• **Assignment**: The answer should match the entries below word for word, minus their pictures.
━━━━━ Input data
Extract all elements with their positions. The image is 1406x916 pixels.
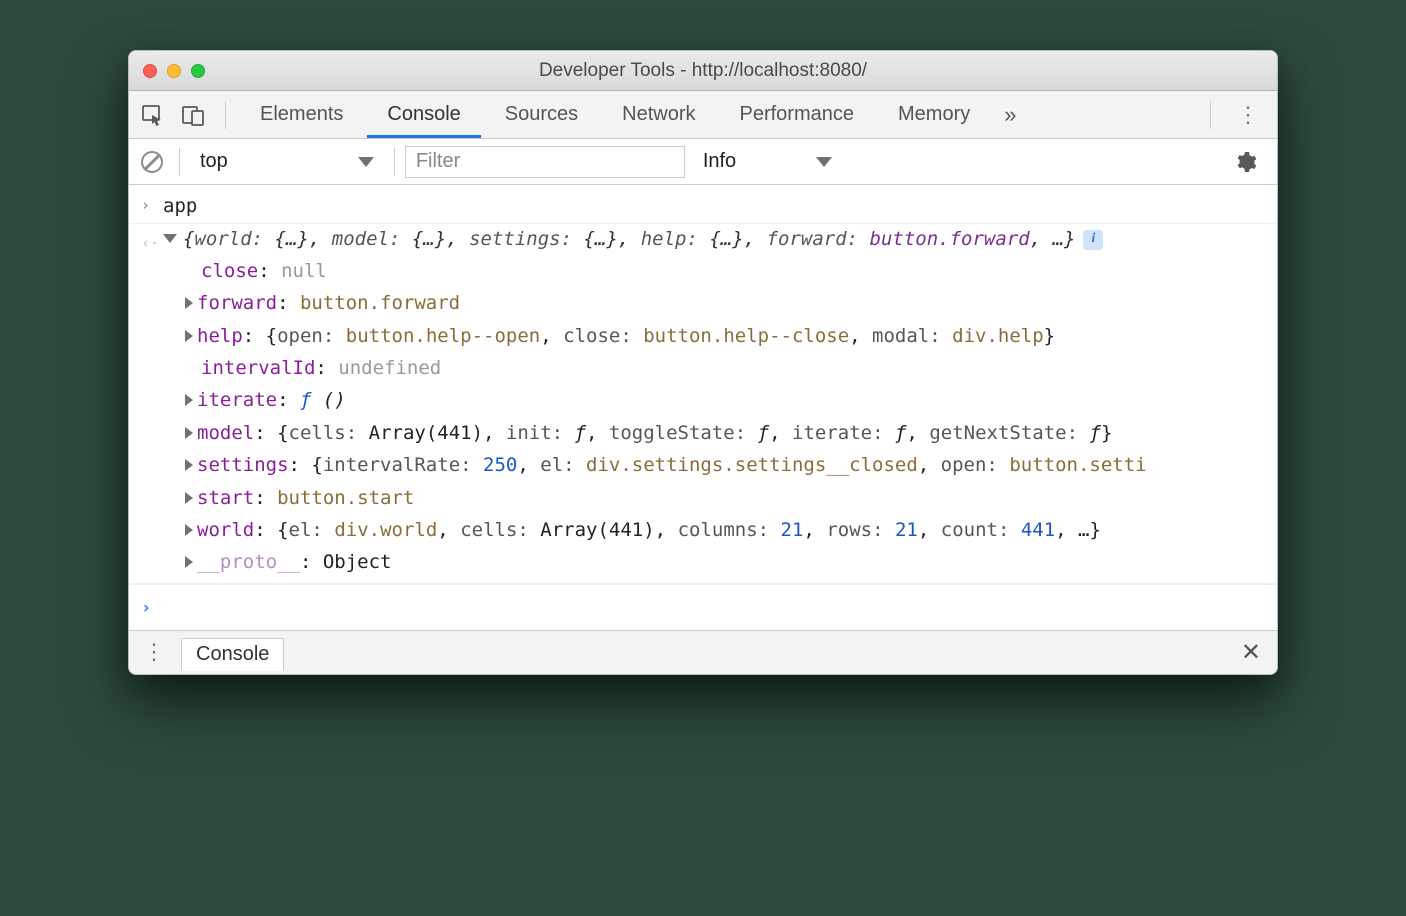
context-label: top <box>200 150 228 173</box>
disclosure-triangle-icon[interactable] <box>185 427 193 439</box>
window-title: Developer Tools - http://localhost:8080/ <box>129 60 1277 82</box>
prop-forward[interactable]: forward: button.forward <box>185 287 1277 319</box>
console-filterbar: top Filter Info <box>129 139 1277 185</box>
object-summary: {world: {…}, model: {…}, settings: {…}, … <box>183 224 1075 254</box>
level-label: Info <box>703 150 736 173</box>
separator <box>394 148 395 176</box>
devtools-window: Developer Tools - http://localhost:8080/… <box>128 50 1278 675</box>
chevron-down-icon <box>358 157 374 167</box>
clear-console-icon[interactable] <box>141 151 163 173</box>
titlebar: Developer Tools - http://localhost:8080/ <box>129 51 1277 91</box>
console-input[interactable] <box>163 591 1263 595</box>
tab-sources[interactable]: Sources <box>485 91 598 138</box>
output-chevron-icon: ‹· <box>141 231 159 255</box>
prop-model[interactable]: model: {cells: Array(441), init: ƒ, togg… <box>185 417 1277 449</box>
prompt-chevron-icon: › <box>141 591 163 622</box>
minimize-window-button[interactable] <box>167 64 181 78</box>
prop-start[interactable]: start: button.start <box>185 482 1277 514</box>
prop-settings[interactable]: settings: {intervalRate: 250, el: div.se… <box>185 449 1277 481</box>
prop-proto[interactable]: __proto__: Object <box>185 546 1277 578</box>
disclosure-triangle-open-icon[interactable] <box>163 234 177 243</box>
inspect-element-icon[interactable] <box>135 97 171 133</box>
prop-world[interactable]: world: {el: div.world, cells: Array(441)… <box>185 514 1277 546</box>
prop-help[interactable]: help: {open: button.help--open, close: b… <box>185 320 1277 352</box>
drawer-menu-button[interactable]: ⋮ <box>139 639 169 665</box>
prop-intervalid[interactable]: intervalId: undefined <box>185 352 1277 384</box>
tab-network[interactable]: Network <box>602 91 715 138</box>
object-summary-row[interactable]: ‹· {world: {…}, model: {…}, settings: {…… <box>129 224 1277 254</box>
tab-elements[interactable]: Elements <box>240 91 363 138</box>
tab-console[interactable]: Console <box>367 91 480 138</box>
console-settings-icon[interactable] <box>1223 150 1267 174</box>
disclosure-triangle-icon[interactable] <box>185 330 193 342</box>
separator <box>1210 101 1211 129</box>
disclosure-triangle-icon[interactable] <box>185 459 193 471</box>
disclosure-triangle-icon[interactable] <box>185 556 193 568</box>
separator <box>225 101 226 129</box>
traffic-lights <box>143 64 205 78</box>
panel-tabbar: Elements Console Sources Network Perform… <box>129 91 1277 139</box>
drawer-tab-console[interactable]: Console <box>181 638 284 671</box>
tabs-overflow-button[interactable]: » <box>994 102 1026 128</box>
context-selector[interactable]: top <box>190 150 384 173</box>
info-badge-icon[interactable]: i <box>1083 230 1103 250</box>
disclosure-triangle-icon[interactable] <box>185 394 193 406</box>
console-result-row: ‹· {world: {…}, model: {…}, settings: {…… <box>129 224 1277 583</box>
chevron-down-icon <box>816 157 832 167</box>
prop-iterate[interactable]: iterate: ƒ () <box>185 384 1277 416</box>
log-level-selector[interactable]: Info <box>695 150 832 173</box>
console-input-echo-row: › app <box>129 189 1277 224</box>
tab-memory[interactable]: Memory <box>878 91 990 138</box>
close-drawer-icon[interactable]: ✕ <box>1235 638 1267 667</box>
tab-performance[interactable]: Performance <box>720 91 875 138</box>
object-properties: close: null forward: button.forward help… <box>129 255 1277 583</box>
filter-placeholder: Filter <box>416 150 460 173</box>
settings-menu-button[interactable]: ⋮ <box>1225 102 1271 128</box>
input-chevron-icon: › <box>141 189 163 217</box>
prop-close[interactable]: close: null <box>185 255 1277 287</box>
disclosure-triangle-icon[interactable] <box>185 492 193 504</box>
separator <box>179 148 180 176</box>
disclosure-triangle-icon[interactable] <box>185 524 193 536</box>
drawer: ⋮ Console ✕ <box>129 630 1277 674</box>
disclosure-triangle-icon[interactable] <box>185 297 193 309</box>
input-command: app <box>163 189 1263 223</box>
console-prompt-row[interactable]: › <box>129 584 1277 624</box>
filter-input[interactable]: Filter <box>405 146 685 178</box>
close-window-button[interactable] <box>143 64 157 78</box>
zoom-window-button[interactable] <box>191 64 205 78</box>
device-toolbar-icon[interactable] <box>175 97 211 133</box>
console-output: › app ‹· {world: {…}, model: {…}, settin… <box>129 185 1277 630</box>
━━━━━━━━━━
• **Result of the task**:
Extract all elements with their positions. The image is 1406x916 pixels.
context-label: top <box>200 150 228 173</box>
disclosure-triangle-icon[interactable] <box>185 427 193 439</box>
window-title: Developer Tools - http://localhost:8080/ <box>129 60 1277 82</box>
prop-forward[interactable]: forward: button.forward <box>185 287 1277 319</box>
console-filterbar: top Filter Info <box>129 139 1277 185</box>
object-summary: {world: {…}, model: {…}, settings: {…}, … <box>183 224 1075 254</box>
level-label: Info <box>703 150 736 173</box>
separator <box>394 148 395 176</box>
devtools-window: Developer Tools - http://localhost:8080/… <box>128 50 1278 675</box>
chevron-down-icon <box>358 157 374 167</box>
clear-console-icon[interactable] <box>141 151 163 173</box>
titlebar: Developer Tools - http://localhost:8080/ <box>129 51 1277 91</box>
console-input[interactable] <box>163 591 1263 595</box>
tab-sources[interactable]: Sources <box>485 91 598 138</box>
output-chevron-icon: ‹· <box>141 231 159 255</box>
prop-model[interactable]: model: {cells: Array(441), init: ƒ, togg… <box>185 417 1277 449</box>
prompt-chevron-icon: › <box>141 591 163 622</box>
minimize-window-button[interactable] <box>167 64 181 78</box>
prop-start[interactable]: start: button.start <box>185 482 1277 514</box>
prop-settings[interactable]: settings: {intervalRate: 250, el: div.se… <box>185 449 1277 481</box>
prop-proto[interactable]: __proto__: Object <box>185 546 1277 578</box>
disclosure-triangle-open-icon[interactable] <box>163 234 177 243</box>
inspect-element-icon[interactable] <box>135 97 171 133</box>
prop-world[interactable]: world: {el: div.world, cells: Array(441)… <box>185 514 1277 546</box>
prop-help[interactable]: help: {open: button.help--open, close: b… <box>185 320 1277 352</box>
drawer-menu-button[interactable]: ⋮ <box>139 639 169 665</box>
prop-intervalid[interactable]: intervalId: undefined <box>185 352 1277 384</box>
tab-network[interactable]: Network <box>602 91 715 138</box>
object-summary-row[interactable]: ‹· {world: {…}, model: {…}, settings: {…… <box>129 224 1277 254</box>
tab-elements[interactable]: Elements <box>240 91 363 138</box>
tab-console[interactable]: Console <box>367 91 480 138</box>
console-settings-icon[interactable] <box>1223 150 1267 174</box>
disclosure-triangle-icon[interactable] <box>185 330 193 342</box>
separator <box>1210 101 1211 129</box>
disclosure-triangle-icon[interactable] <box>185 459 193 471</box>
disclosure-triangle-icon[interactable] <box>185 556 193 568</box>
separator <box>225 101 226 129</box>
traffic-lights <box>143 64 205 78</box>
panel-tabbar: Elements Console Sources Network Perform… <box>129 91 1277 139</box>
drawer-tab-console[interactable]: Console <box>181 638 284 671</box>
tabs-overflow-button[interactable]: » <box>994 102 1026 128</box>
context-selector[interactable]: top <box>190 150 384 173</box>
info-badge-icon[interactable]: i <box>1083 230 1103 250</box>
disclosure-triangle-icon[interactable] <box>185 394 193 406</box>
console-result-row: ‹· {world: {…}, model: {…}, settings: {…… <box>129 224 1277 583</box>
chevron-down-icon <box>816 157 832 167</box>
prop-iterate[interactable]: iterate: ƒ () <box>185 384 1277 416</box>
log-level-selector[interactable]: Info <box>695 150 832 173</box>
console-input-echo-row: › app <box>129 189 1277 224</box>
tab-memory[interactable]: Memory <box>878 91 990 138</box>
close-drawer-icon[interactable]: ✕ <box>1235 638 1267 667</box>
tab-performance[interactable]: Performance <box>720 91 875 138</box>
object-properties: close: null forward: button.forward help… <box>129 255 1277 583</box>
filter-placeholder: Filter <box>416 150 460 173</box>
settings-menu-button[interactable]: ⋮ <box>1225 102 1271 128</box>
input-chevron-icon: › <box>141 189 163 217</box>
prop-close[interactable]: close: null <box>185 255 1277 287</box>
disclosure-triangle-icon[interactable] <box>185 492 193 504</box>
separator <box>179 148 180 176</box>
disclosure-triangle-icon[interactable] <box>185 524 193 536</box>
drawer: ⋮ Console ✕ <box>129 630 1277 674</box>
disclosure-triangle-icon[interactable] <box>185 297 193 309</box>
input-command: app <box>163 189 1263 223</box>
console-prompt-row[interactable]: › <box>129 584 1277 624</box>
filter-input[interactable]: Filter <box>405 146 685 178</box>
close-window-button[interactable] <box>143 64 157 78</box>
zoom-window-button[interactable] <box>191 64 205 78</box>
device-toolbar-icon[interactable] <box>175 97 211 133</box>
console-output: › app ‹· {world: {…}, model: {…}, settin… <box>129 185 1277 630</box>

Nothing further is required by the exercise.